## Written exercise
Can you transcribe every line exactly and leave the pictures behind?

## Exercise material
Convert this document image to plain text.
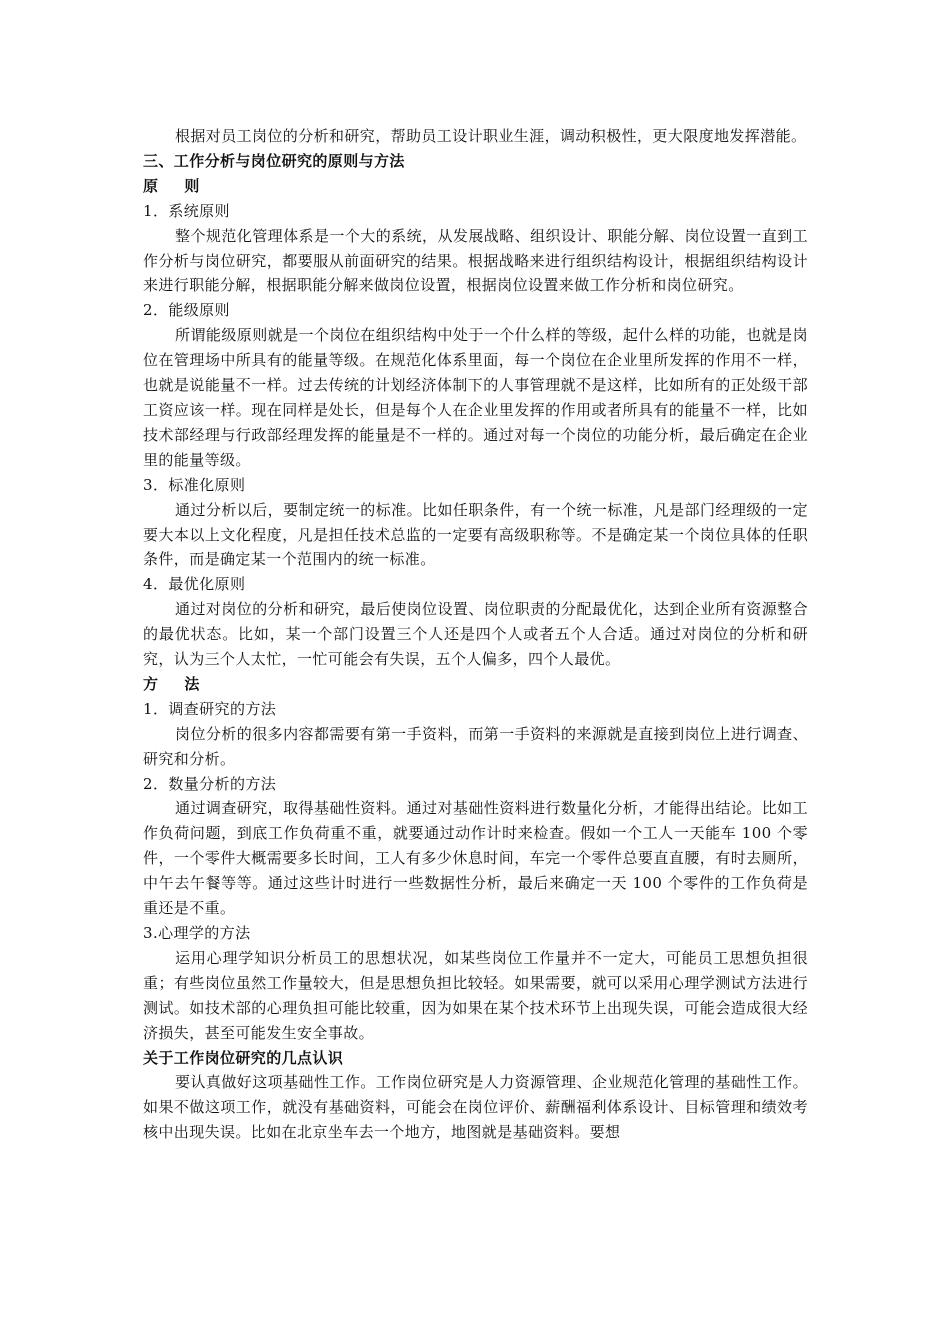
根据对员工岗位的分析和研究，帮助员工设计职业生涯，调动积极性，更大限度地发挥潜能。

三、工作分析与岗位研究的原则与方法

原 则

1．系统原则

整个规范化管理体系是一个大的系统，从发展战略、组织设计、职能分解、岗位设置一直到工作分析与岗位研究，都要服从前面研究的结果。根据战略来进行组织结构设计，根据组织结构设计来进行职能分解，根据职能分解来做岗位设置，根据岗位设置来做工作分析和岗位研究。

2．能级原则

所谓能级原则就是一个岗位在组织结构中处于一个什么样的等级，起什么样的功能，也就是岗位在管理场中所具有的能量等级。在规范化体系里面，每一个岗位在企业里所发挥的作用不一样，也就是说能量不一样。过去传统的计划经济体制下的人事管理就不是这样，比如所有的正处级干部工资应该一样。现在同样是处长，但是每个人在企业里发挥的作用或者所具有的能量不一样，比如技术部经理与行政部经理发挥的能量是不一样的。通过对每一个岗位的功能分析，最后确定在企业里的能量等级。

3．标准化原则

通过分析以后，要制定统一的标准。比如任职条件，有一个统一标准，凡是部门经理级的一定要大本以上文化程度，凡是担任技术总监的一定要有高级职称等。不是确定某一个岗位具体的任职条件，而是确定某一个范围内的统一标准。

4．最优化原则

通过对岗位的分析和研究，最后使岗位设置、岗位职责的分配最优化，达到企业所有资源整合的最优状态。比如，某一个部门设置三个人还是四个人或者五个人合适。通过对岗位的分析和研究，认为三个人太忙，一忙可能会有失误，五个人偏多，四个人最优。

方 法

1．调查研究的方法

岗位分析的很多内容都需要有第一手资料，而第一手资料的来源就是直接到岗位上进行调查、研究和分析。

2．数量分析的方法

通过调查研究，取得基础性资料。通过对基础性资料进行数量化分析，才能得出结论。比如工作负荷问题，到底工作负荷重不重，就要通过动作计时来检查。假如一个工人一天能车 100 个零件，一个零件大概需要多长时间，工人有多少休息时间，车完一个零件总要直直腰，有时去厕所，中午去午餐等等。通过这些计时进行一些数据性分析，最后来确定一天 100 个零件的工作负荷是重还是不重。

3.心理学的方法

运用心理学知识分析员工的思想状况，如某些岗位工作量并不一定大，可能员工思想负担很重；有些岗位虽然工作量较大，但是思想负担比较轻。如果需要，就可以采用心理学测试方法进行测试。如技术部的心理负担可能比较重，因为如果在某个技术环节上出现失误，可能会造成很大经济损失，甚至可能发生安全事故。

关于工作岗位研究的几点认识

要认真做好这项基础性工作。工作岗位研究是人力资源管理、企业规范化管理的基础性工作。如果不做这项工作，就没有基础资料，可能会在岗位评价、薪酬福利体系设计、目标管理和绩效考核中出现失误。比如在北京坐车去一个地方，地图就是基础资料。要想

## Exercise result
Convert this document image to plain text.
根据对员工岗位的分析和研究，帮助员工设计职业生涯，调动积极性，更大限度地发挥潜能。

三、工作分析与岗位研究的原则与方法

原 则

1．系统原则

整个规范化管理体系是一个大的系统，从发展战略、组织设计、职能分解、岗位设置一直到工作分析与岗位研究，都要服从前面研究的结果。根据战略来进行组织结构设计，根据组织结构设计来进行职能分解，根据职能分解来做岗位设置，根据岗位设置来做工作分析和岗位研究。

2．能级原则

所谓能级原则就是一个岗位在组织结构中处于一个什么样的等级，起什么样的功能，也就是岗位在管理场中所具有的能量等级。在规范化体系里面，每一个岗位在企业里所发挥的作用不一样，也就是说能量不一样。过去传统的计划经济体制下的人事管理就不是这样，比如所有的正处级干部工资应该一样。现在同样是处长，但是每个人在企业里发挥的作用或者所具有的能量不一样，比如技术部经理与行政部经理发挥的能量是不一样的。通过对每一个岗位的功能分析，最后确定在企业里的能量等级。

3．标准化原则

通过分析以后，要制定统一的标准。比如任职条件，有一个统一标准，凡是部门经理级的一定要大本以上文化程度，凡是担任技术总监的一定要有高级职称等。不是确定某一个岗位具体的任职条件，而是确定某一个范围内的统一标准。

4．最优化原则

通过对岗位的分析和研究，最后使岗位设置、岗位职责的分配最优化，达到企业所有资源整合的最优状态。比如，某一个部门设置三个人还是四个人或者五个人合适。通过对岗位的分析和研究，认为三个人太忙，一忙可能会有失误，五个人偏多，四个人最优。

方 法

1．调查研究的方法

岗位分析的很多内容都需要有第一手资料，而第一手资料的来源就是直接到岗位上进行调查、研究和分析。

2．数量分析的方法

通过调查研究，取得基础性资料。通过对基础性资料进行数量化分析，才能得出结论。比如工作负荷问题，到底工作负荷重不重，就要通过动作计时来检查。假如一个工人一天能车 100 个零件，一个零件大概需要多长时间，工人有多少休息时间，车完一个零件总要直直腰，有时去厕所，中午去午餐等等。通过这些计时进行一些数据性分析，最后来确定一天 100 个零件的工作负荷是重还是不重。

3.心理学的方法

运用心理学知识分析员工的思想状况，如某些岗位工作量并不一定大，可能员工思想负担很重；有些岗位虽然工作量较大，但是思想负担比较轻。如果需要，就可以采用心理学测试方法进行测试。如技术部的心理负担可能比较重，因为如果在某个技术环节上出现失误，可能会造成很大经济损失，甚至可能发生安全事故。

关于工作岗位研究的几点认识

要认真做好这项基础性工作。工作岗位研究是人力资源管理、企业规范化管理的基础性工作。如果不做这项工作，就没有基础资料，可能会在岗位评价、薪酬福利体系设计、目标管理和绩效考核中出现失误。比如在北京坐车去一个地方，地图就是基础资料。要想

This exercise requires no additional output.